» WHAT IS EXPECTED:
Of all the lines in the material, how many contain the word "美国安防设备市场规模"? State the number alone.

» SUPPLIED ENTRIES:
◆ ◆ ◆ ◆ ◆ ◆ ◆

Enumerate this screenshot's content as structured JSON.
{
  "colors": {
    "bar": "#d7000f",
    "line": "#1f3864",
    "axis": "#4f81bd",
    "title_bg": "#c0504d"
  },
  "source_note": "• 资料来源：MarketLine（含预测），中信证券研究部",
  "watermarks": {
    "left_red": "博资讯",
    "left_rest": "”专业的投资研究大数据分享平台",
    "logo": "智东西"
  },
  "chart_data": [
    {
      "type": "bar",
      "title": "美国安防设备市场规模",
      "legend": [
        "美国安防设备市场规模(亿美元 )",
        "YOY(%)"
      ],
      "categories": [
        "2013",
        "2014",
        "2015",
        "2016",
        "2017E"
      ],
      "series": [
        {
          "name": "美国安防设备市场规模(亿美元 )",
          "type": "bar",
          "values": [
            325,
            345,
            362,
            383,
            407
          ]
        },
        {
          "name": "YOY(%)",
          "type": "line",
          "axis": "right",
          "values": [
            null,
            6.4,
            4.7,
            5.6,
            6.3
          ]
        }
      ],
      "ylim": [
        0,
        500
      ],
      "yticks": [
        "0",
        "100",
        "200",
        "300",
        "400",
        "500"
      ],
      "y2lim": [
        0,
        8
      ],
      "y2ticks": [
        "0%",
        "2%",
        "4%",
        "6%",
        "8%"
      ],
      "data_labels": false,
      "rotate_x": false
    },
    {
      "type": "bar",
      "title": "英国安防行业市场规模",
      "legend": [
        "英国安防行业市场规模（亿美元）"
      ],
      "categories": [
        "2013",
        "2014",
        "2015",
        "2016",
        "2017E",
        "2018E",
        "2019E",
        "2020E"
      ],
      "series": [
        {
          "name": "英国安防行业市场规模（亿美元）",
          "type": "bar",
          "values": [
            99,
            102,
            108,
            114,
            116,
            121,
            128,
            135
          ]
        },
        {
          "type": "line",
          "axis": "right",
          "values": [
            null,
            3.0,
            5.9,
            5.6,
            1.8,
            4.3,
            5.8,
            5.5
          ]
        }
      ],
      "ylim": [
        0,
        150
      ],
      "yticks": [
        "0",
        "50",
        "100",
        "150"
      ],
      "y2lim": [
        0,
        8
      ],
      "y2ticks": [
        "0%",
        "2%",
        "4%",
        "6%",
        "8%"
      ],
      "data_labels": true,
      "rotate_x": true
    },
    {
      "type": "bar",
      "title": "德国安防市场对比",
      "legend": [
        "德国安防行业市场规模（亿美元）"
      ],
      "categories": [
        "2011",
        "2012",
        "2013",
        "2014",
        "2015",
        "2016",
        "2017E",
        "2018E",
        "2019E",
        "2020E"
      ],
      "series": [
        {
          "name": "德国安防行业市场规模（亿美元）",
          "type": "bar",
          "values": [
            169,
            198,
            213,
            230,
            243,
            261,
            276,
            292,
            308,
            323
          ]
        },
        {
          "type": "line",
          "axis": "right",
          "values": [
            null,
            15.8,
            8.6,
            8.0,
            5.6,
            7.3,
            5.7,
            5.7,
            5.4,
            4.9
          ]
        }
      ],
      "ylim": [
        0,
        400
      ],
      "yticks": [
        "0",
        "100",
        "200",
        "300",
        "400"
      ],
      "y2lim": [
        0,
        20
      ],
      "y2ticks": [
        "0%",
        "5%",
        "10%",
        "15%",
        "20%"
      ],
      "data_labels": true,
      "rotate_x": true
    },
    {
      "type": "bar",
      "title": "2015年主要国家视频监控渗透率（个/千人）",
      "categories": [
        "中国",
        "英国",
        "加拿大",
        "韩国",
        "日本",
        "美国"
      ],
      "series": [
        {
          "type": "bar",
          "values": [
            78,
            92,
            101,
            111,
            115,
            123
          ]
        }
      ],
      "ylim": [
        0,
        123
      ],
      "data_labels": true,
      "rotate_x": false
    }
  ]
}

◆ ◆ ◆ ◆ ◆ ◆ ◆

» WRITTEN SOLUTION:
3